*Фрагмент текста:*

Россия
вегетарианская:
Проект
"Виты" по восстановлению истории дореволюционного русского
вегетарианства
__________________________________________________________________
Вегетарианское
обозрение, Киев, 1912 г.
(Избранные
статьи)
ВО.8-9.1912
Временное и вечное
О религиозном сознании
и религиозном действии
Бывает часто, что одно слово рождает целый ряд мыслей.
Слово брошено мимоходом, случайно,
а мысли сплетаются в длинную цепь, волнуют душу, создают вопросы
чуть ли не мировой важности, против чего-то протестуют, что-то
утверждают и ищут выходов к каким-то новым истинам, к каким-то
неизведанным просторам.
Поиски новых истин, кажется мне,
есть естественная потребность души, возникающая в тот момент,
когда душа перестает удовлетворяться старыми истинами. Новые истины
так же бывают нужны человеку, как новый воздух. Старый воздух
стал затхлым, дышать и жить в нем нельзя – и тянет куда-нибудь
в другое место, где в атмосфере больше движения, где "изжитой"
воздух непрерывно уносится в сторону, заменяясь другим, чистым
и оживляющим.
Прочел в "Вегетарианском Обозрении"
обращение к читателям от издательства "Зеленая Палочка"57.
Название издательства воскрешает
в душе красивую и трогательную страничку из жизни умершего яснополянского
мыслителя. Цель издательства – "установление в опустошенной,
измученной душе современного человека мира и любви" – такая
благородная и серьезная цель, что симпатии к ней рождаются почти
что инстинктивно, помимо сознания.

*Задание a:* Перепишите из фрагмента текста отрывок от «ВО.8-9.1912» до «неизведанным просторам.» включительно.

*Исходные данные:*

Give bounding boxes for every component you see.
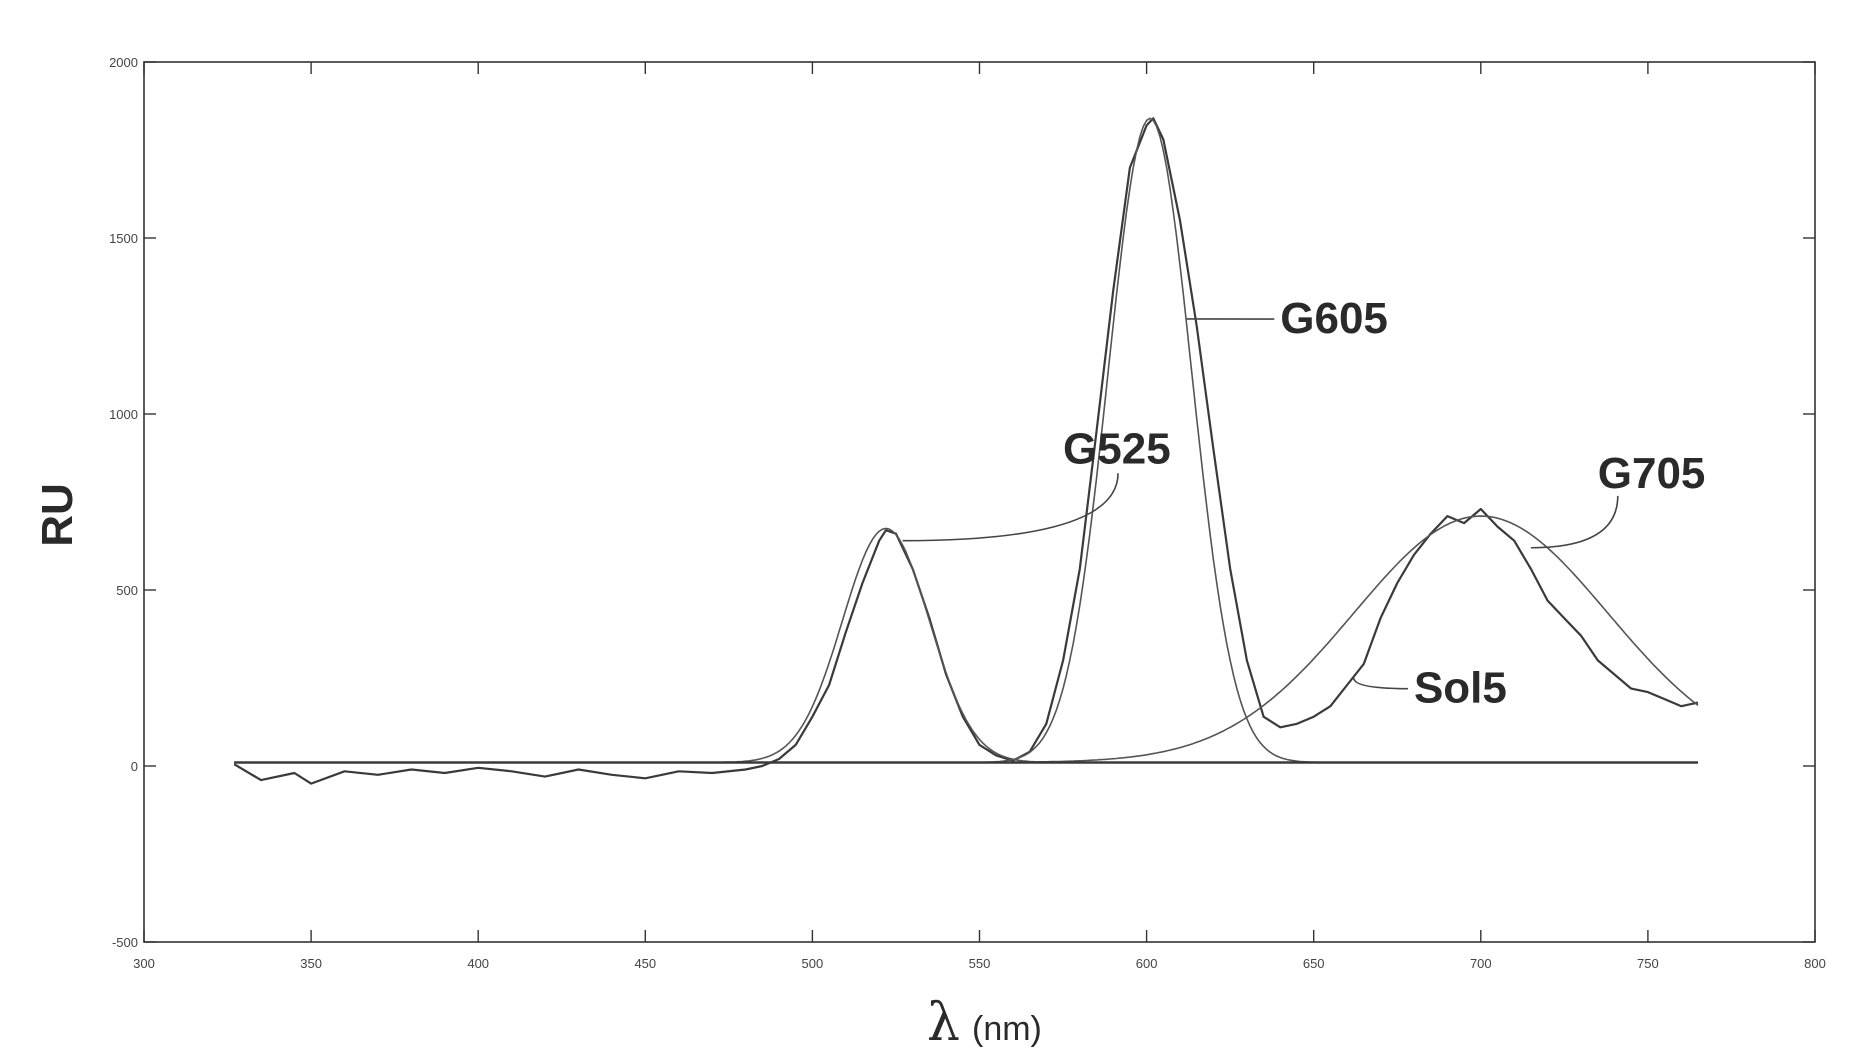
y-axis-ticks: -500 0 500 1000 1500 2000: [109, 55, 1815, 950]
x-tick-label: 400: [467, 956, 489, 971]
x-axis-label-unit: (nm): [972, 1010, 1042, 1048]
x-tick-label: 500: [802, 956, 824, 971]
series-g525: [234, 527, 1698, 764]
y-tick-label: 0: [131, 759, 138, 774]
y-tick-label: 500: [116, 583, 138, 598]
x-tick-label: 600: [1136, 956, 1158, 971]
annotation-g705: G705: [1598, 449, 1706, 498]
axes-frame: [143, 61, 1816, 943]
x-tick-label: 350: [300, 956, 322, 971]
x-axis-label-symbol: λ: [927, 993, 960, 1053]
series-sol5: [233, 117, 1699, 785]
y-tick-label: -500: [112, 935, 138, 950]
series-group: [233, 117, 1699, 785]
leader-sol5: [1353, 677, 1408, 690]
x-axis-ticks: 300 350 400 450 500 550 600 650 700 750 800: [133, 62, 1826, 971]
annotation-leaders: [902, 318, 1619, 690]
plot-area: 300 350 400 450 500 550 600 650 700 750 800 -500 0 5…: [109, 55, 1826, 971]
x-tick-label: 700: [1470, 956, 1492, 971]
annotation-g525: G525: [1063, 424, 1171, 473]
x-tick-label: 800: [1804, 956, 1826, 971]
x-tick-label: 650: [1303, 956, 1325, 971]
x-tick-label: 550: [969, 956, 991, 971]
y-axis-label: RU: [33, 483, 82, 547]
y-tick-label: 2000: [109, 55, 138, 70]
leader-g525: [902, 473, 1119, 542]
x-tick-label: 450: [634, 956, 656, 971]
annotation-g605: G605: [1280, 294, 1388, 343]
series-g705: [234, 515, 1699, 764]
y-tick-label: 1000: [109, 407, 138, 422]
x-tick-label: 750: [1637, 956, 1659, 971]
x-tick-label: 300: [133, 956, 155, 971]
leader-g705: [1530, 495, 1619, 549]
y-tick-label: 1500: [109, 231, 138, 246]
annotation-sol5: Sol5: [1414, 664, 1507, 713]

*Задание b:* Выведите только строки записей от той, где есть «y-axis-ticks: -500 0», до той, где есть «leader-g705: [1530, 495, 1619, 549]», включительно. В них замените «x-tick-label» на «x-axis-tick», а всё остальное оставьте без изменений.

*Результат a:*
ВО.8-9.1912
Временное и вечное
О религиозном сознании
и религиозном действии
Бывает часто, что одно слово рождает целый ряд мыслей.
Слово брошено мимоходом, случайно,
а мысли сплетаются в длинную цепь, волнуют душу, создают вопросы
чуть ли не мировой важности, против чего-то протестуют, что-то
утверждают и ищут выходов к каким-то новым истинам, к каким-то
неизведанным просторам.

*Результат b:*
y-axis-ticks: -500 0 500 1000 1500 2000: [109, 55, 1815, 950]
x-axis-tick: 400: [467, 956, 489, 971]
x-axis-label-unit: (nm): [972, 1010, 1042, 1048]
x-axis-tick: 500: [802, 956, 824, 971]
series-g525: [234, 527, 1698, 764]
y-tick-label: 0: [131, 759, 138, 774]
y-tick-label: 500: [116, 583, 138, 598]
x-axis-tick: 600: [1136, 956, 1158, 971]
annotation-g705: G705: [1598, 449, 1706, 498]
axes-frame: [143, 61, 1816, 943]
x-axis-tick: 350: [300, 956, 322, 971]
x-axis-label-symbol: λ: [927, 993, 960, 1053]
series-sol5: [233, 117, 1699, 785]
y-tick-label: -500: [112, 935, 138, 950]
series-group: [233, 117, 1699, 785]
leader-sol5: [1353, 677, 1408, 690]
x-axis-ticks: 300 350 400 450 500 550 600 650 700 750 800: [133, 62, 1826, 971]
annotation-leaders: [902, 318, 1619, 690]
plot-area: 300 350 400 450 500 550 600 650 700 750 800 -500 0 5…: [109, 55, 1826, 971]
x-axis-tick: 700: [1470, 956, 1492, 971]
annotation-g525: G525: [1063, 424, 1171, 473]
x-axis-tick: 800: [1804, 956, 1826, 971]
x-axis-tick: 650: [1303, 956, 1325, 971]
x-axis-tick: 550: [969, 956, 991, 971]
y-axis-label: RU: [33, 483, 82, 547]
y-tick-label: 2000: [109, 55, 138, 70]
leader-g525: [902, 473, 1119, 542]
x-axis-tick: 450: [634, 956, 656, 971]
annotation-g605: G605: [1280, 294, 1388, 343]
series-g705: [234, 515, 1699, 764]
y-tick-label: 1000: [109, 407, 138, 422]
x-axis-tick: 750: [1637, 956, 1659, 971]
x-axis-tick: 300: [133, 956, 155, 971]
leader-g705: [1530, 495, 1619, 549]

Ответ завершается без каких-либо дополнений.